# EXTRACTED MATERIAL start

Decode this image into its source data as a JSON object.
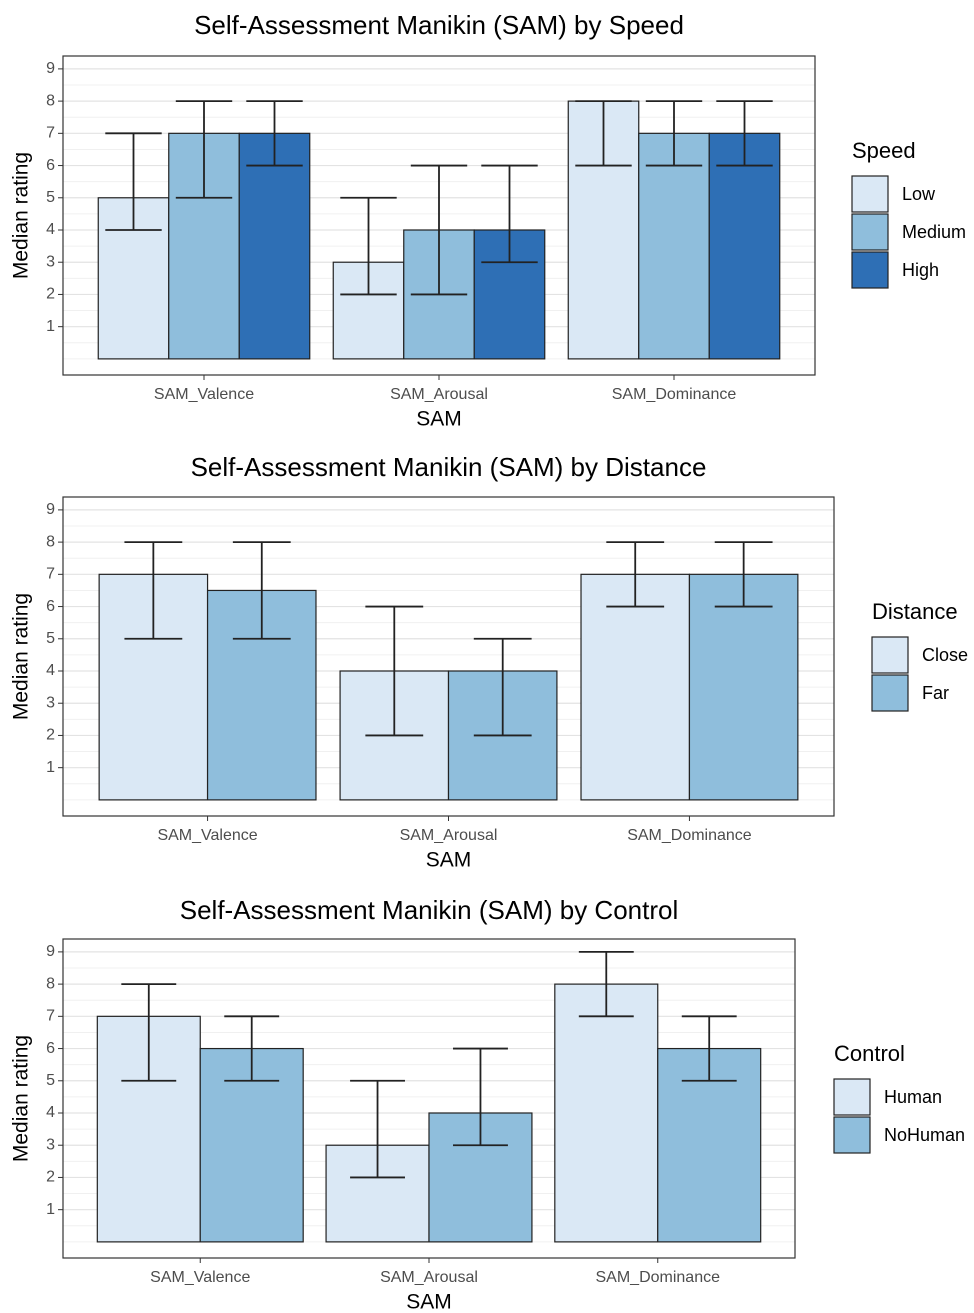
{
  "chart_data": [
    {
      "type": "bar",
      "title": "Self-Assessment Manikin (SAM) by Speed",
      "x_label": "SAM",
      "y_label": "Median rating",
      "legend_title": "Speed",
      "categories": [
        "SAM_Valence",
        "SAM_Arousal",
        "SAM_Dominance"
      ],
      "ylim": [
        -0.5,
        9.4
      ],
      "yticks": [
        1,
        2,
        3,
        4,
        5,
        6,
        7,
        8,
        9
      ],
      "grid": true,
      "series": [
        {
          "name": "Low",
          "color": "#dae8f5",
          "values": [
            5,
            3,
            8
          ],
          "lower": [
            4,
            2,
            6
          ],
          "upper": [
            7,
            5,
            8
          ]
        },
        {
          "name": "Medium",
          "color": "#8fbedc",
          "values": [
            7,
            4,
            7
          ],
          "lower": [
            5,
            2,
            6
          ],
          "upper": [
            8,
            6,
            8
          ]
        },
        {
          "name": "High",
          "color": "#2e6fb5",
          "values": [
            7,
            4,
            7
          ],
          "lower": [
            6,
            3,
            6
          ],
          "upper": [
            8,
            6,
            8
          ]
        }
      ]
    },
    {
      "type": "bar",
      "title": "Self-Assessment Manikin (SAM) by Distance",
      "x_label": "SAM",
      "y_label": "Median rating",
      "legend_title": "Distance",
      "categories": [
        "SAM_Valence",
        "SAM_Arousal",
        "SAM_Dominance"
      ],
      "ylim": [
        -0.5,
        9.4
      ],
      "yticks": [
        1,
        2,
        3,
        4,
        5,
        6,
        7,
        8,
        9
      ],
      "grid": true,
      "series": [
        {
          "name": "Close",
          "color": "#dae8f5",
          "values": [
            7,
            4,
            7
          ],
          "lower": [
            5,
            2,
            6
          ],
          "upper": [
            8,
            6,
            8
          ]
        },
        {
          "name": "Far",
          "color": "#8fbedc",
          "values": [
            6.5,
            4,
            7
          ],
          "lower": [
            5,
            2,
            6
          ],
          "upper": [
            8,
            5,
            8
          ]
        }
      ]
    },
    {
      "type": "bar",
      "title": "Self-Assessment Manikin (SAM) by Control",
      "x_label": "SAM",
      "y_label": "Median rating",
      "legend_title": "Control",
      "categories": [
        "SAM_Valence",
        "SAM_Arousal",
        "SAM_Dominance"
      ],
      "ylim": [
        -0.5,
        9.4
      ],
      "yticks": [
        1,
        2,
        3,
        4,
        5,
        6,
        7,
        8,
        9
      ],
      "grid": true,
      "series": [
        {
          "name": "Human",
          "color": "#dae8f5",
          "values": [
            7,
            3,
            8
          ],
          "lower": [
            5,
            2,
            7
          ],
          "upper": [
            8,
            5,
            9
          ]
        },
        {
          "name": "NoHuman",
          "color": "#8fbedc",
          "values": [
            6,
            4,
            6
          ],
          "lower": [
            5,
            3,
            5
          ],
          "upper": [
            7,
            6,
            7
          ]
        }
      ]
    }
  ]
}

# EXTRACTED MATERIAL end

**INSTRUCTION:** Filter out all lines lacking the word "Manikin" and copy the rest.

**RESPONSE TO THIS TASK:**
      "title": "Self-Assessment Manikin (SAM) by Speed",
      "title": "Self-Assessment Manikin (SAM) by Distance",
      "title": "Self-Assessment Manikin (SAM) by Control",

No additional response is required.